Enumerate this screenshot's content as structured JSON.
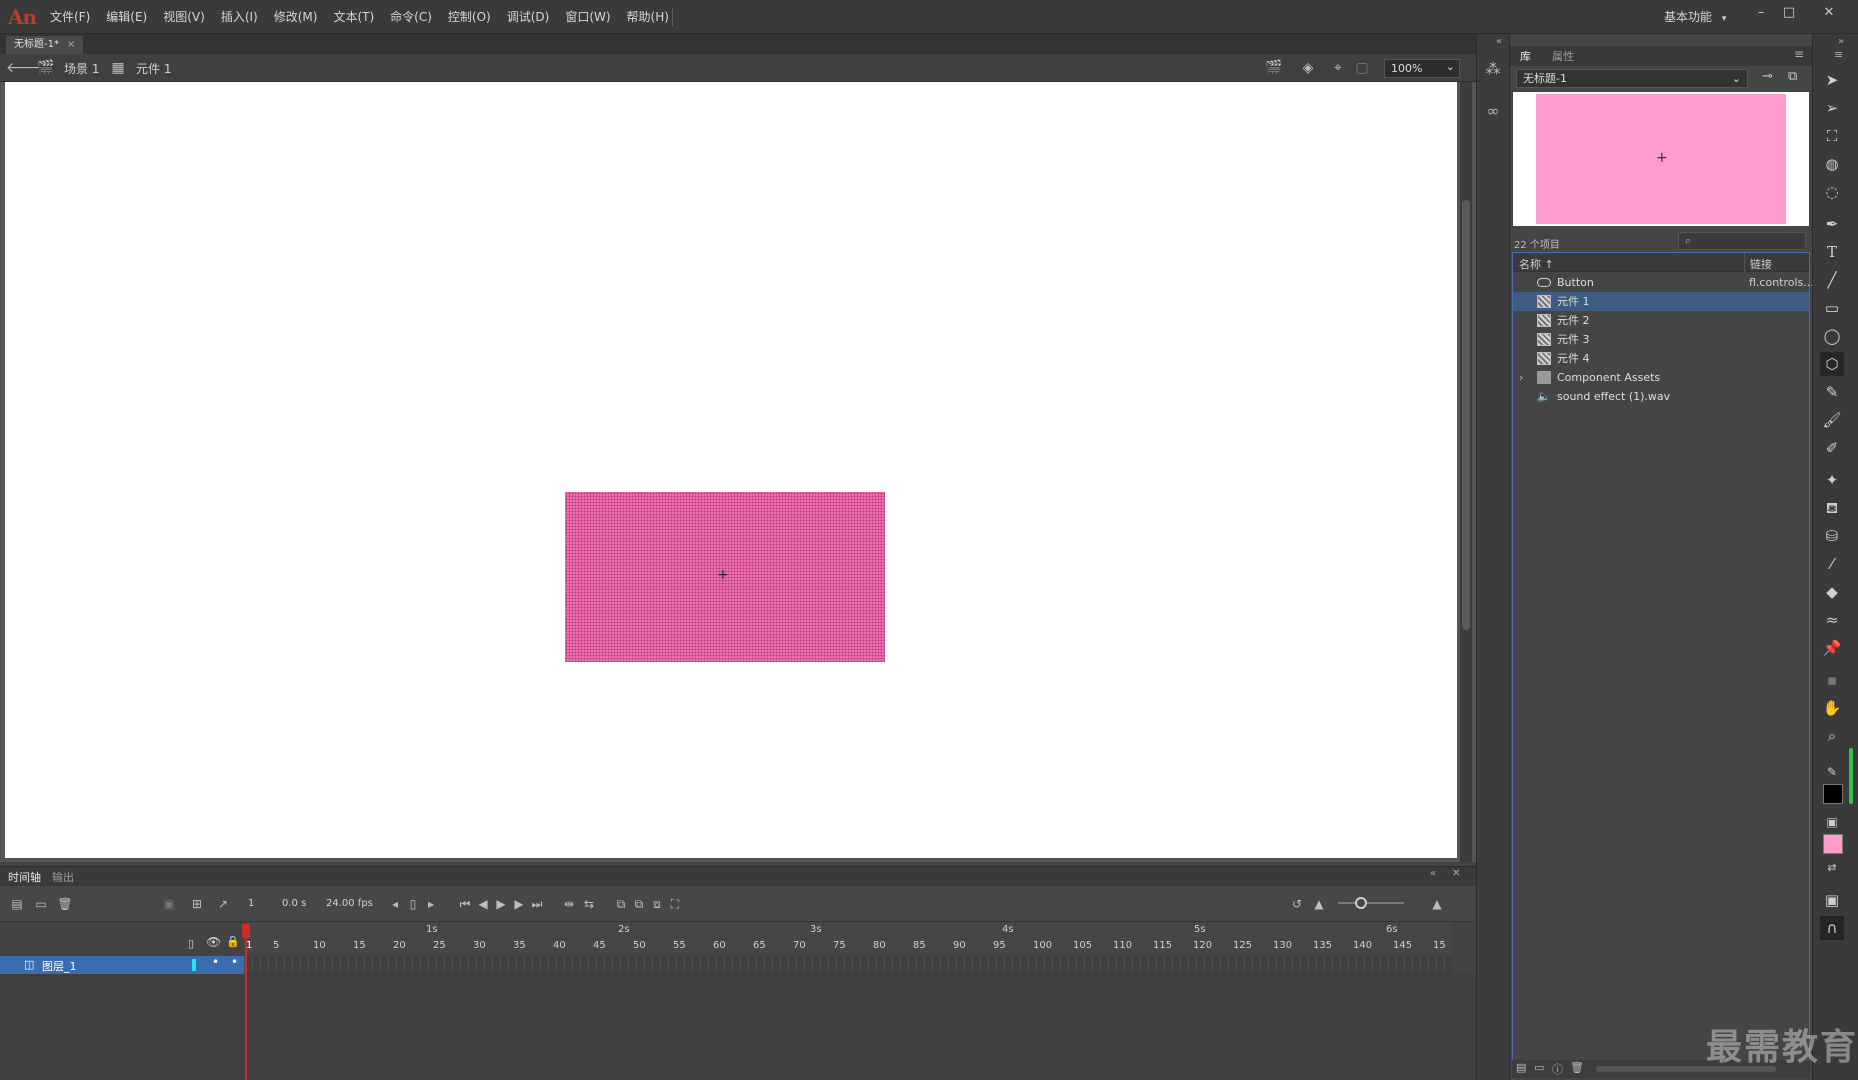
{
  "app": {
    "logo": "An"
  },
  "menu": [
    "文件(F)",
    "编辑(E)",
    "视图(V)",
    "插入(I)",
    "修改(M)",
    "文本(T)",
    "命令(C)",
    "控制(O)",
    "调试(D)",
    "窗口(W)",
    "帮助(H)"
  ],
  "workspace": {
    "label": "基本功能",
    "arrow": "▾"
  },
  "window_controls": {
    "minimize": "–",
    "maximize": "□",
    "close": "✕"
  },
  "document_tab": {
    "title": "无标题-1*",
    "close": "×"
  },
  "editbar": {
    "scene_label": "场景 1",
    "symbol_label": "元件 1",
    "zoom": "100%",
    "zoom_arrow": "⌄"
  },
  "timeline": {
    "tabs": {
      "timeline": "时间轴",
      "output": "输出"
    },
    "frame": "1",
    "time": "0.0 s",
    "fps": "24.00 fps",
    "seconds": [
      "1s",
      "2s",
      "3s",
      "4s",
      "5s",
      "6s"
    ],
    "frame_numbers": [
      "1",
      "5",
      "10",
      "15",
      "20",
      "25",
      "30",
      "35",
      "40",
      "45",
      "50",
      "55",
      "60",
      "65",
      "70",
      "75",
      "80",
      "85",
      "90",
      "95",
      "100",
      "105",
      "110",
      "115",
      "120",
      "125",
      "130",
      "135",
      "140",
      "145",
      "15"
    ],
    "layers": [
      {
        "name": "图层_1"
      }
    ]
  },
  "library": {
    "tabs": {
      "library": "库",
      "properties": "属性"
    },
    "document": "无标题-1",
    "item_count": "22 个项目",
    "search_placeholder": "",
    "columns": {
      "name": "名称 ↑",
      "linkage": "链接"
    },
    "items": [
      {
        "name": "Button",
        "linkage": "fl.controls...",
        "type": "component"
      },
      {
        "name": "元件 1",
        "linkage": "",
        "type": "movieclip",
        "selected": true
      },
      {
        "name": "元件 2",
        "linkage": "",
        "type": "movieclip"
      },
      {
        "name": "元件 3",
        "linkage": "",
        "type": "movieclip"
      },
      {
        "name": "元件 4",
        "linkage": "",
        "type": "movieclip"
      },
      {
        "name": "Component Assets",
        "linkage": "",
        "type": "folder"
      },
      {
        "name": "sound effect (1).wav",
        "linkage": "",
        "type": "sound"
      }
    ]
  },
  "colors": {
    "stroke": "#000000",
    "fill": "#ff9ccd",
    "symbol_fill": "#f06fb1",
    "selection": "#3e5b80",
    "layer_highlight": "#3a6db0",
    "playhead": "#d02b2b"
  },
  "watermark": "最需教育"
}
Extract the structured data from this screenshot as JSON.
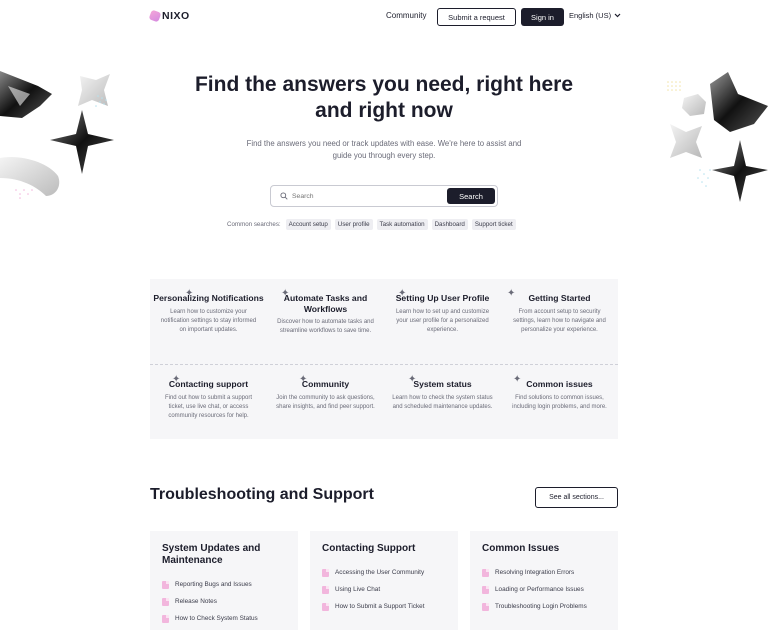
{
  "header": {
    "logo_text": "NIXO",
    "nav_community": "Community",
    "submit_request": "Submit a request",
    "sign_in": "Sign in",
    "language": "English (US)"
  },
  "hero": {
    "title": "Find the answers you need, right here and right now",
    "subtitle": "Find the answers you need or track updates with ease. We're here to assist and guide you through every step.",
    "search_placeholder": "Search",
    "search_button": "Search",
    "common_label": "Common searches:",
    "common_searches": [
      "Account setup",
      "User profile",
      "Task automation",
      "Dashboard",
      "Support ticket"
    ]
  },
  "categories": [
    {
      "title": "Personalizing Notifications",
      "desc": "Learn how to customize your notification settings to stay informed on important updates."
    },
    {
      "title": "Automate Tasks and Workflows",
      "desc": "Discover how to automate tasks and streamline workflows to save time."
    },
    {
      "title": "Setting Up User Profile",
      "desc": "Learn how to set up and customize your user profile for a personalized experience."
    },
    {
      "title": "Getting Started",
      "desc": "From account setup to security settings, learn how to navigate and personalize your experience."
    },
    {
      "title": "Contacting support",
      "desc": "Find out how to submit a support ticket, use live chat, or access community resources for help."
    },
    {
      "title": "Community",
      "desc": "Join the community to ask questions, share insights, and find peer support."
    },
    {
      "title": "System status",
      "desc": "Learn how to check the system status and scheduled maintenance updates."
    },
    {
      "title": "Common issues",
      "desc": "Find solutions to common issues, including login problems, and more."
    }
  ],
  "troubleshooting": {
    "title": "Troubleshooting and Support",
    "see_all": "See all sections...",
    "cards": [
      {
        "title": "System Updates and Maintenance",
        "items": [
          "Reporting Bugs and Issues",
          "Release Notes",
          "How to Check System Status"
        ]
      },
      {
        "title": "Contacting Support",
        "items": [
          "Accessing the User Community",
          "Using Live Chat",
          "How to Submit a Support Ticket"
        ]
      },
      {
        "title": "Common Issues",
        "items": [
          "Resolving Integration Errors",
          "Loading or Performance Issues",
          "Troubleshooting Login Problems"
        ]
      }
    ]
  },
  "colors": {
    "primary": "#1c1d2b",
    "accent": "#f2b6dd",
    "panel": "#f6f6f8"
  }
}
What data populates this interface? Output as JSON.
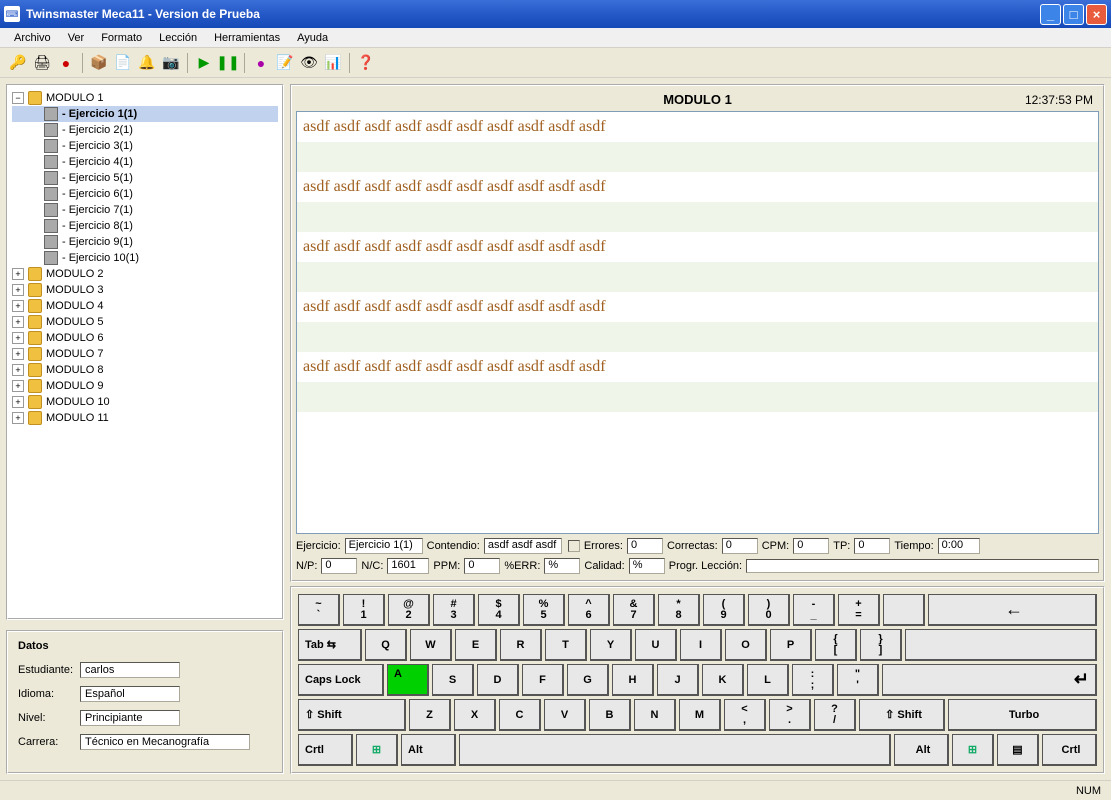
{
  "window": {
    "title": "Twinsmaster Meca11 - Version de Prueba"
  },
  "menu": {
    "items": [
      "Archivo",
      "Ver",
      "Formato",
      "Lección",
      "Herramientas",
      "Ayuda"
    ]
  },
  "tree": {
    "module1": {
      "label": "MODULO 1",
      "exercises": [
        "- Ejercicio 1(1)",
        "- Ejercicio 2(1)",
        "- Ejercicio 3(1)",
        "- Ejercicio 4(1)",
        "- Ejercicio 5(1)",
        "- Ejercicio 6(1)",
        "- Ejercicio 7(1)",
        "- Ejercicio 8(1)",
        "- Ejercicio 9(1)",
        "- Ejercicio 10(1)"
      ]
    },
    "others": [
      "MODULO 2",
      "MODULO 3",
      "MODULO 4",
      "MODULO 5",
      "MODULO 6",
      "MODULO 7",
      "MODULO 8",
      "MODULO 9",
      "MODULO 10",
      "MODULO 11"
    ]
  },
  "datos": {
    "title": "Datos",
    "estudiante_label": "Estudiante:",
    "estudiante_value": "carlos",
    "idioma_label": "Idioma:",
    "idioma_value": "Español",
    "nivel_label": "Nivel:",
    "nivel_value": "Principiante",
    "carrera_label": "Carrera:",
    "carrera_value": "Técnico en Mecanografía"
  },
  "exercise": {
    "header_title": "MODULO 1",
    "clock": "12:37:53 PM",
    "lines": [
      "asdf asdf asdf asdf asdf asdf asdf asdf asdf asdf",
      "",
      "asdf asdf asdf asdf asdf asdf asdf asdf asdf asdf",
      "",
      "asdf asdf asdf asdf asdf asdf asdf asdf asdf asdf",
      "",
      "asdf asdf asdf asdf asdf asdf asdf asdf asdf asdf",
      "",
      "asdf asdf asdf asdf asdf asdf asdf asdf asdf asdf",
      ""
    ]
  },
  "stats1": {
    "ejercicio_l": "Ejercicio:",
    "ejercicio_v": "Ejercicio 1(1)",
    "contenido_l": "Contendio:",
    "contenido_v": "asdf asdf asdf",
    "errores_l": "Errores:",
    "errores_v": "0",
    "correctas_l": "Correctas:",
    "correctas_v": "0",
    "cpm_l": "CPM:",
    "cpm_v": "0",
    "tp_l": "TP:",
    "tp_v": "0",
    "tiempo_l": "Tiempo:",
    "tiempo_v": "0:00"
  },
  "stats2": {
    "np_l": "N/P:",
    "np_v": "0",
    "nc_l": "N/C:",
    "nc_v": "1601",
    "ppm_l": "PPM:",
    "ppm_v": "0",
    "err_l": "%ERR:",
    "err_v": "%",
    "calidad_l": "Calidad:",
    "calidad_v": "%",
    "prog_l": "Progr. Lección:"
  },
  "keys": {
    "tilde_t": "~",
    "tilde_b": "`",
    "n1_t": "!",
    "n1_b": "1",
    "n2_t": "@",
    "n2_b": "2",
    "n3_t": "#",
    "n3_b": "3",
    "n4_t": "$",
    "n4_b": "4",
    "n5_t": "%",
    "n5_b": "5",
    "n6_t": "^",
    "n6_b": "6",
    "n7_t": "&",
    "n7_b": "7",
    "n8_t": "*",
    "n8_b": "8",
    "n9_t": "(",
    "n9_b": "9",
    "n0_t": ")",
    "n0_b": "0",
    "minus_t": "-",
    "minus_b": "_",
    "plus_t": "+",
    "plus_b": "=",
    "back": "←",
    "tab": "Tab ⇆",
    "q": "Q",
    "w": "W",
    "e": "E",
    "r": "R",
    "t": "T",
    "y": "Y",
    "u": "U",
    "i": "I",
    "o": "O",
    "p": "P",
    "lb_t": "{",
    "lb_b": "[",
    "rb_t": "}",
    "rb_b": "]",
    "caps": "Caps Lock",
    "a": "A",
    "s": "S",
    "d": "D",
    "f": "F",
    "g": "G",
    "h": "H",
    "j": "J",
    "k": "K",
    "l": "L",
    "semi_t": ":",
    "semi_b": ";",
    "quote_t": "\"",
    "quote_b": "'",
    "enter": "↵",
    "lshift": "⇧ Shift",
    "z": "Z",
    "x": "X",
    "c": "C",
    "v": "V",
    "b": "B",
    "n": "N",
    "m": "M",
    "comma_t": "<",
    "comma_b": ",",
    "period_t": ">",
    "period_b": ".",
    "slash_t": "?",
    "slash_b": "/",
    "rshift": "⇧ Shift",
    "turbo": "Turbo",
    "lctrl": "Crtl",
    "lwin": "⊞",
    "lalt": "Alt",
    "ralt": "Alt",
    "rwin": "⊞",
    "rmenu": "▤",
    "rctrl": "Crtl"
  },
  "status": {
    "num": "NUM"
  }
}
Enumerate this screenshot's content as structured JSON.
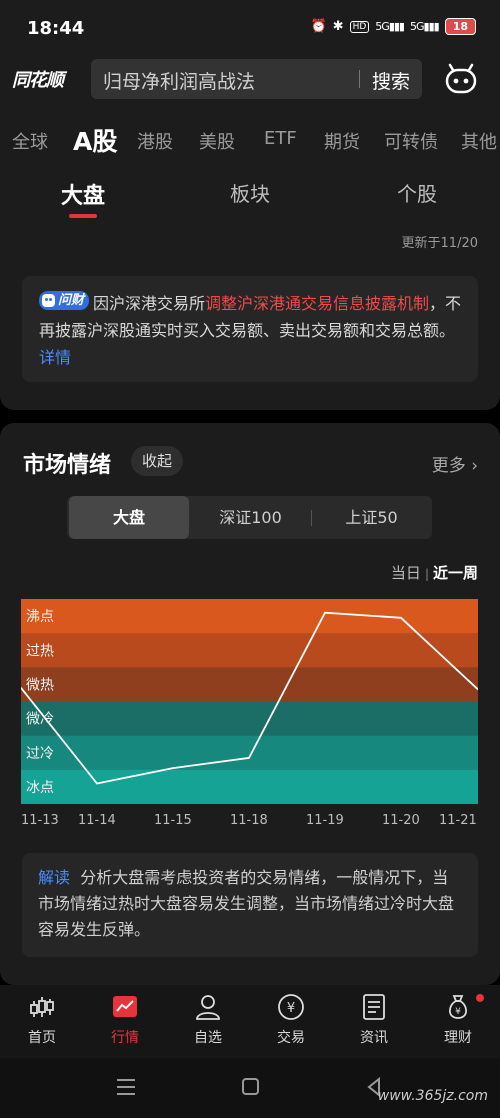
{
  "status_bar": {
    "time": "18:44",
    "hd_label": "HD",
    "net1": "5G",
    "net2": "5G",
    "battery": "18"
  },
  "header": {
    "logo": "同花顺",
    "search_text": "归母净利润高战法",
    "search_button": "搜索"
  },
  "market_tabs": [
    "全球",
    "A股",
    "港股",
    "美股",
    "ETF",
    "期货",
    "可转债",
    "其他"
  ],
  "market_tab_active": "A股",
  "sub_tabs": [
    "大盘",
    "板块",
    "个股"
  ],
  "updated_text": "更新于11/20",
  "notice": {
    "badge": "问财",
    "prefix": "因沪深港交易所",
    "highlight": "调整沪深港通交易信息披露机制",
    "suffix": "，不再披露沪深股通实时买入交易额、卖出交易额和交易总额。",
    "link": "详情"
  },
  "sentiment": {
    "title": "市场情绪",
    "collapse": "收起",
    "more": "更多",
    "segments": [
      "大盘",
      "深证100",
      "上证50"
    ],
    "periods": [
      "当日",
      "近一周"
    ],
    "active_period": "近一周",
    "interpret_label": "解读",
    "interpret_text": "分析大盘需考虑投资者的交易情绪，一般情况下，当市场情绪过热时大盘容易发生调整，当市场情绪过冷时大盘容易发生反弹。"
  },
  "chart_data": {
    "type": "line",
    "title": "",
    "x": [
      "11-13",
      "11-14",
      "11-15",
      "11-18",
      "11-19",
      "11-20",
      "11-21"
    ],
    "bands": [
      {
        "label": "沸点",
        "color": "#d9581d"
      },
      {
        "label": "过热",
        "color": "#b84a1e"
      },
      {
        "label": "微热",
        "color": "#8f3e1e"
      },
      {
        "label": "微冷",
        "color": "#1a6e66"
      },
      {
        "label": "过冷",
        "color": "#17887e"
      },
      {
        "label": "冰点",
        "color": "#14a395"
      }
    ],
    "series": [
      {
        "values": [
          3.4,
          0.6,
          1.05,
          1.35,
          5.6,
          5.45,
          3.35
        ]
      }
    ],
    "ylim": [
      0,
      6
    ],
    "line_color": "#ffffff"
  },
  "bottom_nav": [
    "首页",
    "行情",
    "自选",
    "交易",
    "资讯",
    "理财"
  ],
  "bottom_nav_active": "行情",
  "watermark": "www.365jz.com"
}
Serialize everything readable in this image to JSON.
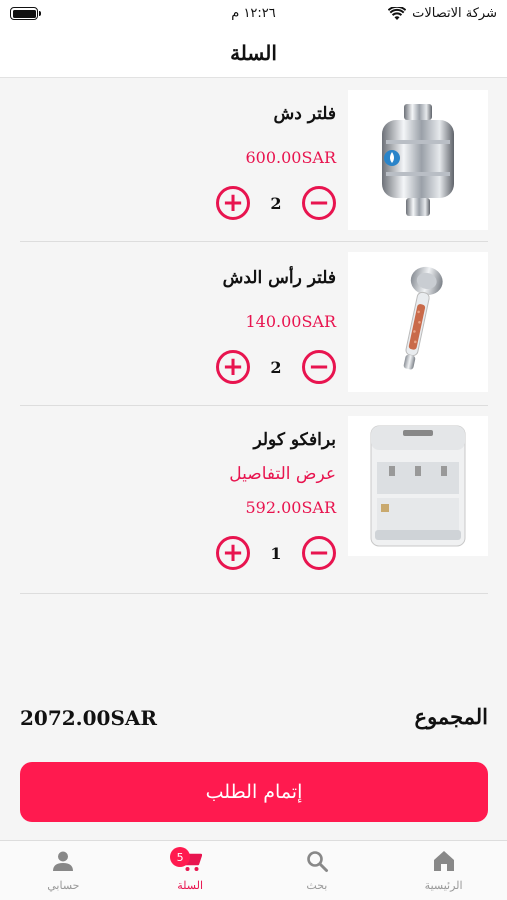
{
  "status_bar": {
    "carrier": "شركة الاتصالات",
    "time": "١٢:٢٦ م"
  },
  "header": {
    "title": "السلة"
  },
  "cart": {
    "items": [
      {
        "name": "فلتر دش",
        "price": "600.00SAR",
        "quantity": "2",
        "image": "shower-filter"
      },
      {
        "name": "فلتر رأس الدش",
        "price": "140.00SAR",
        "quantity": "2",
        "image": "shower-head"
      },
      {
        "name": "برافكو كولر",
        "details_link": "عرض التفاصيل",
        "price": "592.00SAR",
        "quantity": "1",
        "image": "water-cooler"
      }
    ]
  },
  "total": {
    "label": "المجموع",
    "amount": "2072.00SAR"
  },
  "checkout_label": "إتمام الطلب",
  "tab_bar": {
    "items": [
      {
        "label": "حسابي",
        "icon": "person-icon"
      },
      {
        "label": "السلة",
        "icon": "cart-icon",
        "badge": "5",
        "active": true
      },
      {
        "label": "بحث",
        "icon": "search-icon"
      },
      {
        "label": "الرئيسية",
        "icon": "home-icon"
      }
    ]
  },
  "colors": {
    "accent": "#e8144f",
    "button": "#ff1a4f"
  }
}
-=-=-
## What you are asked to do:
Looking at the listing above, count the lines that contain "need" and give nothing but the number.

## Completed exercise:
2